## Work required
Where a line contains the string "传承五四精神", copy that line.

## Collected data
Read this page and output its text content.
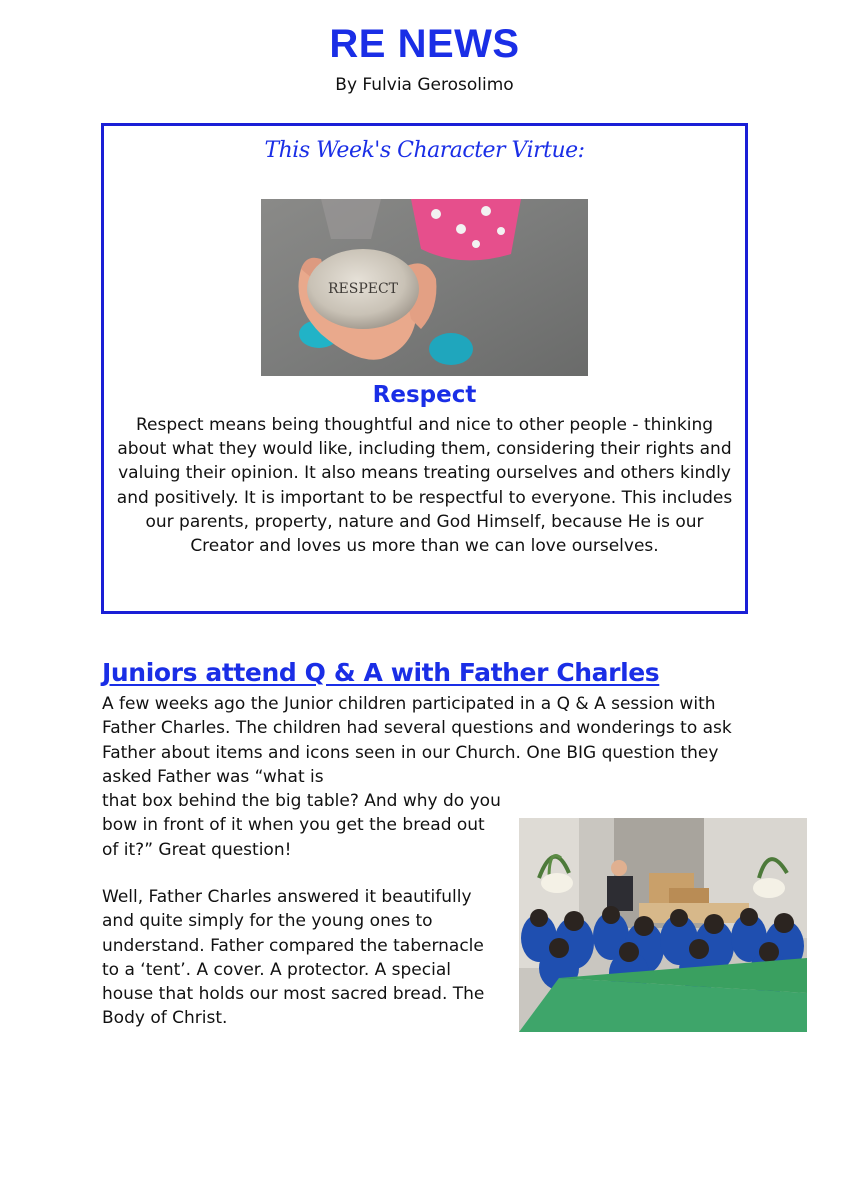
RE NEWS
By Fulvia Gerosolimo
This Week's Character Virtue:
RESPECT
Respect
Respect means being thoughtful and nice to other people - thinking about what they would like, including them, considering their rights and valuing their opinion. It also means treating ourselves and others kindly and positively. It is important to be respectful to everyone. This includes our parents, property, nature and God Himself, because He is our Creator and loves us more than we can love ourselves.
Juniors attend Q & A with Father Charles
A few weeks ago the Junior children participated in a Q & A session with Father Charles. The children had several questions and wonderings to ask Father about items and icons seen in our Church. One BIG question they asked Father was “what is
that box behind the big table? And why do you bow in front of it when you get the bread out of it?” Great question!
Well, Father Charles answered it beautifully and quite simply for the young ones to understand. Father compared the tabernacle to a ‘tent’. A cover. A protector. A special house that holds our most sacred bread. The Body of Christ.
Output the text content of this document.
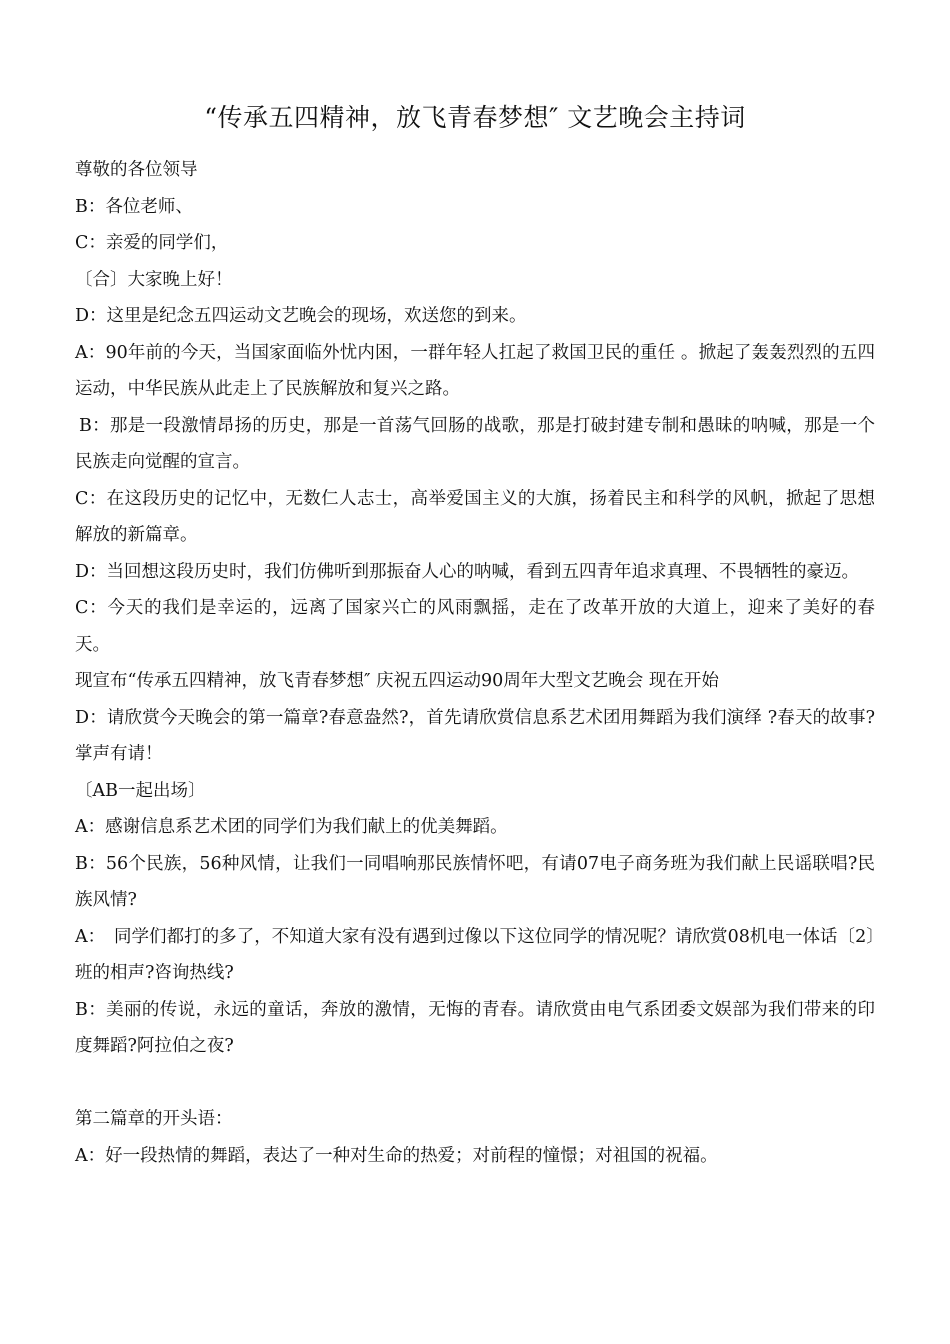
“传承五四精神，放飞青春梦想″ 文艺晚会主持词

尊敬的各位领导

B：各位老师、

C：亲爱的同学们，

〔合〕大家晚上好！

D：这里是纪念五四运动文艺晚会的现场，欢送您的到来。

A：90年前的今天，当国家面临外忧内困，一群年轻人扛起了救国卫民的重任 。掀起了轰轰烈烈的五四运动，中华民族从此走上了民族解放和复兴之路。

B：那是一段激情昂扬的历史，那是一首荡气回肠的战歌，那是打破封建专制和愚昧的呐喊，那是一个民族走向觉醒的宣言。

C：在这段历史的记忆中，无数仁人志士，高举爱国主义的大旗，扬着民主和科学的风帆，掀起了思想解放的新篇章。

D：当回想这段历史时，我们仿佛听到那振奋人心的呐喊，看到五四青年追求真理、不畏牺牲的豪迈。

C：今天的我们是幸运的，远离了国家兴亡的风雨飘摇，走在了改革开放的大道上，迎来了美好的春天。

现宣布“传承五四精神，放飞青春梦想″ 庆祝五四运动90周年大型文艺晚会 现在开始

D：请欣赏今天晚会的第一篇章?春意盎然?，首先请欣赏信息系艺术团用舞蹈为我们演绎 ?春天的故事?掌声有请！

〔AB一起出场〕

A：感谢信息系艺术团的同学们为我们献上的优美舞蹈。

B：56个民族，56种风情，让我们一同唱响那民族情怀吧，有请07电子商务班为我们献上民谣联唱?民族风情?

A：　同学们都打的多了，不知道大家有没有遇到过像以下这位同学的情况呢？请欣赏08机电一体话〔2〕班的相声?咨询热线?

B：美丽的传说，永远的童话，奔放的激情，无悔的青春。请欣赏由电气系团委文娱部为我们带来的印度舞蹈?阿拉伯之夜?

第二篇章的开头语：

A：好一段热情的舞蹈，表达了一种对生命的热爱；对前程的憧憬；对祖国的祝福。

## Finished task
“传承五四精神，放飞青春梦想″ 文艺晚会主持词
现宣布“传承五四精神，放飞青春梦想″ 庆祝五四运动90周年大型文艺晚会 现在开始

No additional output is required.